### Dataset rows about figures
++++++++++++++++++++

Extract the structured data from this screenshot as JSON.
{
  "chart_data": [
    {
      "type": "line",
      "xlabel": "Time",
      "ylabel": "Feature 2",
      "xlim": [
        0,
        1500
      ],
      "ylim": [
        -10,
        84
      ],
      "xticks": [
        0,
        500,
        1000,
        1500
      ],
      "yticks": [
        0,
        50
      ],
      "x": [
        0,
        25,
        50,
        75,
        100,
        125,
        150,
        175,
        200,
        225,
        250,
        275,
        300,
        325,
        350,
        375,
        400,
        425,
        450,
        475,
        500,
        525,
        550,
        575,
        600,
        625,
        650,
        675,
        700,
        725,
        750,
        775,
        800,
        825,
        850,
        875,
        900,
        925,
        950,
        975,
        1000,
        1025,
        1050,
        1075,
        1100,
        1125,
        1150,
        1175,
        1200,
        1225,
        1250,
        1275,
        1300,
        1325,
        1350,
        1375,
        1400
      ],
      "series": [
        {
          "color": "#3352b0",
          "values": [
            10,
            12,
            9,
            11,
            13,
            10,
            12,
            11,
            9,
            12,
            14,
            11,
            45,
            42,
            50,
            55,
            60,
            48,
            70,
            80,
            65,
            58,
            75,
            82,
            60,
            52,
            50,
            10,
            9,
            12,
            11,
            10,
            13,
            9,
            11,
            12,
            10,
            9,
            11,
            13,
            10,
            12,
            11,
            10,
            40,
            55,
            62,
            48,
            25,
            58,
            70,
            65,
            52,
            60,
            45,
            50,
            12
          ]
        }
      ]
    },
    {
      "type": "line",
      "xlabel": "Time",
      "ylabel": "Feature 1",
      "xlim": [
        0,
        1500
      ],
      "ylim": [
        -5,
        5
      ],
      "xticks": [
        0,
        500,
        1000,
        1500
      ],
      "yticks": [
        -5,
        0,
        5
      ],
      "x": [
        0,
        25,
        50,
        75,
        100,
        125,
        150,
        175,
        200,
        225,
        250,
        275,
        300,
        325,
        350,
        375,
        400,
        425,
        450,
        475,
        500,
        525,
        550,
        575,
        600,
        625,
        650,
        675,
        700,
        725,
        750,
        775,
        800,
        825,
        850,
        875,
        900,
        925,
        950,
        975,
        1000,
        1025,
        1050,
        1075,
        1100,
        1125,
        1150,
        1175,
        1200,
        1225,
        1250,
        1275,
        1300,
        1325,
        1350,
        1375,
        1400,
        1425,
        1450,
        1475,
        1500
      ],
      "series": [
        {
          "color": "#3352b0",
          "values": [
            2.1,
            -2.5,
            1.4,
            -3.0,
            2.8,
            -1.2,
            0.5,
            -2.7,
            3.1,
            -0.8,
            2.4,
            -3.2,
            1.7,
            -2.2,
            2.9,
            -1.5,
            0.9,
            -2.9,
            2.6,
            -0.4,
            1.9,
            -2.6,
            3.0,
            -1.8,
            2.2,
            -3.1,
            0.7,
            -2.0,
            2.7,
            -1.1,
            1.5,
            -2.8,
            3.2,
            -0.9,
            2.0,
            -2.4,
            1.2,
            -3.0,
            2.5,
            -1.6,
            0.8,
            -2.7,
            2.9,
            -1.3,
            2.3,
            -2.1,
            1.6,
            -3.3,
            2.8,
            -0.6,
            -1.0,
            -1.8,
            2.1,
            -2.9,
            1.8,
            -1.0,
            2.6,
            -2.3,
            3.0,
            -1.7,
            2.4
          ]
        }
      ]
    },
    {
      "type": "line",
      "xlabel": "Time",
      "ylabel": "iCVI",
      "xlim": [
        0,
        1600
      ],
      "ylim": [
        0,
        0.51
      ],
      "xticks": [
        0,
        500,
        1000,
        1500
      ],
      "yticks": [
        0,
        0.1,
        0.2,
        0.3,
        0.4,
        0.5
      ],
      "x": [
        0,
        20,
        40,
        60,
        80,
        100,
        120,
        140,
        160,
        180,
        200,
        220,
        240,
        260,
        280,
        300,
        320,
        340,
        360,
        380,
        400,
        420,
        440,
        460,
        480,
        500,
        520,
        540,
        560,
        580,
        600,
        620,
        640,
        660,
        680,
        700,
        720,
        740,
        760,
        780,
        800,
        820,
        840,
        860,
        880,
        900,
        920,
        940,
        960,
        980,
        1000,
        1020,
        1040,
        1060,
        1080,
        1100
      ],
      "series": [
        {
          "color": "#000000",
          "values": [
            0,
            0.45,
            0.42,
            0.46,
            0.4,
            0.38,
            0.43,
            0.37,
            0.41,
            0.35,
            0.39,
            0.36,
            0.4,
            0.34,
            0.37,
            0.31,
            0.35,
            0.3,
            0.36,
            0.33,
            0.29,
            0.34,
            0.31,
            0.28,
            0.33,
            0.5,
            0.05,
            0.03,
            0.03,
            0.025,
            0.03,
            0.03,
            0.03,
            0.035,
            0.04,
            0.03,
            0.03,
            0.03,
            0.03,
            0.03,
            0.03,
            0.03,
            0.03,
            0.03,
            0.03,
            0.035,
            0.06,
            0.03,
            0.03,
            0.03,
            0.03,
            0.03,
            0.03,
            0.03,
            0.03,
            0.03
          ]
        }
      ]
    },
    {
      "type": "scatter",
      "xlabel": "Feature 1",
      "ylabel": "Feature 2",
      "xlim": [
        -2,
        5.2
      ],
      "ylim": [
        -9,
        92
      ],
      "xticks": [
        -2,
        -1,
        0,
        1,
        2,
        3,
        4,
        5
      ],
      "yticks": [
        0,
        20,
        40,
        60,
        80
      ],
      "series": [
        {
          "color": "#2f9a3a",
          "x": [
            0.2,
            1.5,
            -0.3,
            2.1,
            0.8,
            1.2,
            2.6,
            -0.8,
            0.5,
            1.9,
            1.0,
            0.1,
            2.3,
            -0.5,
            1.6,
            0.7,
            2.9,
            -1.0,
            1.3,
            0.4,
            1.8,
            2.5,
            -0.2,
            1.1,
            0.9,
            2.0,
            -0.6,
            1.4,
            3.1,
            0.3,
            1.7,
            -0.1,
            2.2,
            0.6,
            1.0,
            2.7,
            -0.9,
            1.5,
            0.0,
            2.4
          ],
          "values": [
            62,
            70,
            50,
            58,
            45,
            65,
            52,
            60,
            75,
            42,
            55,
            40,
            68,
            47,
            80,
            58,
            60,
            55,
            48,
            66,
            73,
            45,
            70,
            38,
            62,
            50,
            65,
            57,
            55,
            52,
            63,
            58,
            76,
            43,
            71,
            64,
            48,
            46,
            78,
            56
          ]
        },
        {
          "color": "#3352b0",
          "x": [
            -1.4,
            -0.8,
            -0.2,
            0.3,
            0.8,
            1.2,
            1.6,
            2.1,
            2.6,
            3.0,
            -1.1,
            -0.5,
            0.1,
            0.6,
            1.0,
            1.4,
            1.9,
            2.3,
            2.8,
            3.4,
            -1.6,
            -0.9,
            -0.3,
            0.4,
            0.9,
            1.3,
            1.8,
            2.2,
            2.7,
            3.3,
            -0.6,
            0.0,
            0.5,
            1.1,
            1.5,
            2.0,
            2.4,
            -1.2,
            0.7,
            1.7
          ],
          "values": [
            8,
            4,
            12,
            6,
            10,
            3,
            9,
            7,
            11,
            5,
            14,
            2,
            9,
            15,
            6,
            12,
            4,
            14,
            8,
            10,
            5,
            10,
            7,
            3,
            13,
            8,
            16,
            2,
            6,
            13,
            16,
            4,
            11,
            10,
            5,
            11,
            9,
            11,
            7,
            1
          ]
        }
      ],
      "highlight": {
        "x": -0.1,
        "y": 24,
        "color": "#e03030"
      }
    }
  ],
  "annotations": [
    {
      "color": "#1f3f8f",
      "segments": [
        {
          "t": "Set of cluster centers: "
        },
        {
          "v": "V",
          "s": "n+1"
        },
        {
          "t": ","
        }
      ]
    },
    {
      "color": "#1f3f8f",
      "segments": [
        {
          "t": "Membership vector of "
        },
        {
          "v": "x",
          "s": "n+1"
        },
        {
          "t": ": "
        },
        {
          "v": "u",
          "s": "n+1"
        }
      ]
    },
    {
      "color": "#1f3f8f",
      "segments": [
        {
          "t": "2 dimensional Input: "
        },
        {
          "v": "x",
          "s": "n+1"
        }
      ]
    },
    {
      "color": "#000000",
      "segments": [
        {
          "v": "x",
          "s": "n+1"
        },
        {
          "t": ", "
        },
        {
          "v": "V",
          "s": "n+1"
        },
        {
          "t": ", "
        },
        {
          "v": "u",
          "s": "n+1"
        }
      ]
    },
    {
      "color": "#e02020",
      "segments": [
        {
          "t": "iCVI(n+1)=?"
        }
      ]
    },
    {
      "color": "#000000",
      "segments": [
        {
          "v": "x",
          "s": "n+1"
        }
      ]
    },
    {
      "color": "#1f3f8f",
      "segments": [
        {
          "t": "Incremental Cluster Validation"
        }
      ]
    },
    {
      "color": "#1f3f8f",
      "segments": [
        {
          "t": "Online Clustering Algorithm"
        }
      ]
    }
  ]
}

++++++++++++++++++++

### STATED PROBLEM
In the entries above, identify each line that includes the string "Feature", then copy it.

### SOLUTION TO THE PROBLEM
      "ylabel": "Feature 2",
      "ylabel": "Feature 1",
      "xlabel": "Feature 1",
      "ylabel": "Feature 2",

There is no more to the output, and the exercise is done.